What is needed:
Work out how many lines in the data hold the word "heroverwegingen", and reply with that number only.

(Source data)
----------

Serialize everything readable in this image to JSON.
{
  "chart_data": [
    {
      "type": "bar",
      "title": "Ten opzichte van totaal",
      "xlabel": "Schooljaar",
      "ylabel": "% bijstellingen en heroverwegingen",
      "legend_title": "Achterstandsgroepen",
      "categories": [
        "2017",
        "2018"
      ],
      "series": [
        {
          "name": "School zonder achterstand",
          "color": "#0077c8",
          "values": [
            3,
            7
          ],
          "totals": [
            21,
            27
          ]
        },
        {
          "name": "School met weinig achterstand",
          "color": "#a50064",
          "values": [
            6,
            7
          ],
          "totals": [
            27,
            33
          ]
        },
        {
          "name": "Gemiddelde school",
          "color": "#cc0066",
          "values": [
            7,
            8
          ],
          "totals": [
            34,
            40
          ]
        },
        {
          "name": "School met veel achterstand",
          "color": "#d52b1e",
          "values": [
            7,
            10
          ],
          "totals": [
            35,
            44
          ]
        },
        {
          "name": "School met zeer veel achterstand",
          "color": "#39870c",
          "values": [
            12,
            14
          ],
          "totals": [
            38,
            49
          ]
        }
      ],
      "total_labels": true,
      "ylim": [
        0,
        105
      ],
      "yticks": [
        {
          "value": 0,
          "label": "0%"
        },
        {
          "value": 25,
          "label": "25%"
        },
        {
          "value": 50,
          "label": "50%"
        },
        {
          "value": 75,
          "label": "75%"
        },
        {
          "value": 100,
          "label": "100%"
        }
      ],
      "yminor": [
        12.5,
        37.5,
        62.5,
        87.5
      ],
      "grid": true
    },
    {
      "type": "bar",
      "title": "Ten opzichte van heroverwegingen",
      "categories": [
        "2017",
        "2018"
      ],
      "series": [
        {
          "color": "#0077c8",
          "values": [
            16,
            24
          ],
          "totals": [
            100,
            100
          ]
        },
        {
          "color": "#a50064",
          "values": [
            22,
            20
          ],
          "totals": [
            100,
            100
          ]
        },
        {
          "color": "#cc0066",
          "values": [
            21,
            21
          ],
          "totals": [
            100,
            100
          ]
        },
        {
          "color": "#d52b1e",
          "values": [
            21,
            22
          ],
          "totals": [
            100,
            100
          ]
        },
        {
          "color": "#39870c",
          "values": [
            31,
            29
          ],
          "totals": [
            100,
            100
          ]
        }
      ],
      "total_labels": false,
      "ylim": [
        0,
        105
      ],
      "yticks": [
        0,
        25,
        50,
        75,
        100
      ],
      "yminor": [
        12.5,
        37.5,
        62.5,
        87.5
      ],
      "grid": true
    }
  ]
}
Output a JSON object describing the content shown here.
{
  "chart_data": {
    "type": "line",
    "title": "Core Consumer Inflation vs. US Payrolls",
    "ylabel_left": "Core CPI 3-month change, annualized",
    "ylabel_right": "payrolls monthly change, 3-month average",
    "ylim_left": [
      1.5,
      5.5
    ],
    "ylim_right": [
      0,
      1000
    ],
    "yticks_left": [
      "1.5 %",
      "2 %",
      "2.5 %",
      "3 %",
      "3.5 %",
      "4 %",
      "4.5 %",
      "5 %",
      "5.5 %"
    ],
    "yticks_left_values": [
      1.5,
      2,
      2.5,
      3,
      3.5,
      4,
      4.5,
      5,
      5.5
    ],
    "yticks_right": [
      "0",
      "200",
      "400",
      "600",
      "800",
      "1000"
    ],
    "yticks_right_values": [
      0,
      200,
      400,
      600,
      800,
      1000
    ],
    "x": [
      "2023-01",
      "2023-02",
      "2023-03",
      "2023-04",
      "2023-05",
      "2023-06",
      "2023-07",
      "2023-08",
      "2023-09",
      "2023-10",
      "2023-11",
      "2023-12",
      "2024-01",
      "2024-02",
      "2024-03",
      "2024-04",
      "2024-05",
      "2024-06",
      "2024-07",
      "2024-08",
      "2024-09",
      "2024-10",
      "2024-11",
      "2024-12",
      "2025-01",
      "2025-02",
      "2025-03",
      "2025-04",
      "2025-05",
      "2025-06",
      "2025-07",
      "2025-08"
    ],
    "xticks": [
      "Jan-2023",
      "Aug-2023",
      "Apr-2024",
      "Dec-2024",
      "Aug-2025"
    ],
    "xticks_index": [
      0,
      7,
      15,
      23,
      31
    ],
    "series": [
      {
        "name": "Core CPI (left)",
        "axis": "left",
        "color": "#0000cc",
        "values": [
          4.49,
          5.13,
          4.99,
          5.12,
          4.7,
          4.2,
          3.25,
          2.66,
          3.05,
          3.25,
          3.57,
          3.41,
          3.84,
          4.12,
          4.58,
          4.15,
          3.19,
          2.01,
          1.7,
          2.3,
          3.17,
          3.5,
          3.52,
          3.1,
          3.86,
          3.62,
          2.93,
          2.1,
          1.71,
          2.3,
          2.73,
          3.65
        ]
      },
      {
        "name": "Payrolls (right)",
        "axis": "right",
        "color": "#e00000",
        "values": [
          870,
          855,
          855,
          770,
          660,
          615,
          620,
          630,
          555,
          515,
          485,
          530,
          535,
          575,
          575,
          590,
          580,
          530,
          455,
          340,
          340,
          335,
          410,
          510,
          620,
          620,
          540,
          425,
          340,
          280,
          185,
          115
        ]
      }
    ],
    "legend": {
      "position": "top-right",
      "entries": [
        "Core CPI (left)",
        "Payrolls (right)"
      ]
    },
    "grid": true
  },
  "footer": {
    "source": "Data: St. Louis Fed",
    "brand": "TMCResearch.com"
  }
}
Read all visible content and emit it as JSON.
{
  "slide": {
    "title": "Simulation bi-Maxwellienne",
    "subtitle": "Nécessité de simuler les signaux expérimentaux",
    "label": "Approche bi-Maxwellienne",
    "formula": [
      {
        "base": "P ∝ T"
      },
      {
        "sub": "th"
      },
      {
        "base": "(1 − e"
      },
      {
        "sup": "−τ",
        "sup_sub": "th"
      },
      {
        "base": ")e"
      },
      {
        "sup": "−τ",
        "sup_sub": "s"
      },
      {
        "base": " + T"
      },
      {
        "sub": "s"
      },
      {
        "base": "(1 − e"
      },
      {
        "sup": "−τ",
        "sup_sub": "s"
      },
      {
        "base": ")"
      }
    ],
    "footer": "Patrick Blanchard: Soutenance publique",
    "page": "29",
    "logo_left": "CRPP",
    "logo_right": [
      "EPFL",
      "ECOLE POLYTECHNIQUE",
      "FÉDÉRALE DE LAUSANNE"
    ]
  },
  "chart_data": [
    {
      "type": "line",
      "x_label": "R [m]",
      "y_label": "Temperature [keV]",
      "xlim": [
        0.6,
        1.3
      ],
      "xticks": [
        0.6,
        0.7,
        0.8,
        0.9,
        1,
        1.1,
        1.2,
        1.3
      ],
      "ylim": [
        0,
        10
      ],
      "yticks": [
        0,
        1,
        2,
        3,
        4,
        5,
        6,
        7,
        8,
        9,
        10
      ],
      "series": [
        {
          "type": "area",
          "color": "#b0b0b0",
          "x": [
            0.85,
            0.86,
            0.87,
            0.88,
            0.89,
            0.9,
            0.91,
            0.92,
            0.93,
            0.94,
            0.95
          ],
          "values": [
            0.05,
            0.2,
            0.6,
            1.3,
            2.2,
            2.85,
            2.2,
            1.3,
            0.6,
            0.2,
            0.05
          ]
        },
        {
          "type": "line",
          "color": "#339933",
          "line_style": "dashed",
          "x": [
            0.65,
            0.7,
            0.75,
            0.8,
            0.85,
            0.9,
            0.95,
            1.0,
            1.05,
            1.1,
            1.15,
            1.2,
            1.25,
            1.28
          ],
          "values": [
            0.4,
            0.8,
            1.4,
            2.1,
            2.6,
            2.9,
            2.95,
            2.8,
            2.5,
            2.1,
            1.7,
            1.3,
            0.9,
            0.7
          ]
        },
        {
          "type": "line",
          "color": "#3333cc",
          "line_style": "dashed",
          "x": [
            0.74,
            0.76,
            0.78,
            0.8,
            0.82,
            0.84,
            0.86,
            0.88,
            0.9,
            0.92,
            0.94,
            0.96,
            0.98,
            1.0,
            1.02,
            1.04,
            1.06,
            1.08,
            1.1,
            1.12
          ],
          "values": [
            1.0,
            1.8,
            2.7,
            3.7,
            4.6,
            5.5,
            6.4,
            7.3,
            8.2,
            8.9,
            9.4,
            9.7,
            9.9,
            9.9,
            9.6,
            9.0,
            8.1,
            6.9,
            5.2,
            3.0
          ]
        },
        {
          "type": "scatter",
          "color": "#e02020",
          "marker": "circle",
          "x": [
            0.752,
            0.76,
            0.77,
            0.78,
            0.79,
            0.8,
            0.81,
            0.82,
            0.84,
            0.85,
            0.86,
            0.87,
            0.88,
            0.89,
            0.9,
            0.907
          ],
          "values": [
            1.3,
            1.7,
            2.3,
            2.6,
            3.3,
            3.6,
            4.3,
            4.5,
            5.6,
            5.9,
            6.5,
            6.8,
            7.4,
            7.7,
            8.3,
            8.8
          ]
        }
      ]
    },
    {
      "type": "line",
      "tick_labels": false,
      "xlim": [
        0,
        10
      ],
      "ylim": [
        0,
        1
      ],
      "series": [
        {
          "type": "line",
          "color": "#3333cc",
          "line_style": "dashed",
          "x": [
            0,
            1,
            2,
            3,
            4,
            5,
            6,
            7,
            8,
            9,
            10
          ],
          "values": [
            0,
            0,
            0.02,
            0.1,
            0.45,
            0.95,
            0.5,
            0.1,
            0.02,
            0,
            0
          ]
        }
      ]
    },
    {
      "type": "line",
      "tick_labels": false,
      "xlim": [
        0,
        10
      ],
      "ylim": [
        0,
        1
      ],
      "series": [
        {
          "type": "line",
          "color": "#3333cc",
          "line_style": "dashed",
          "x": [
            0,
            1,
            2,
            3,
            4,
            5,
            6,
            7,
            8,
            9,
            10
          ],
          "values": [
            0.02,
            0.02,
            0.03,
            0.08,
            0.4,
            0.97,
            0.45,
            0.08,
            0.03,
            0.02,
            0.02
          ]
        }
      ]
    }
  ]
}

----------

Task answer:
2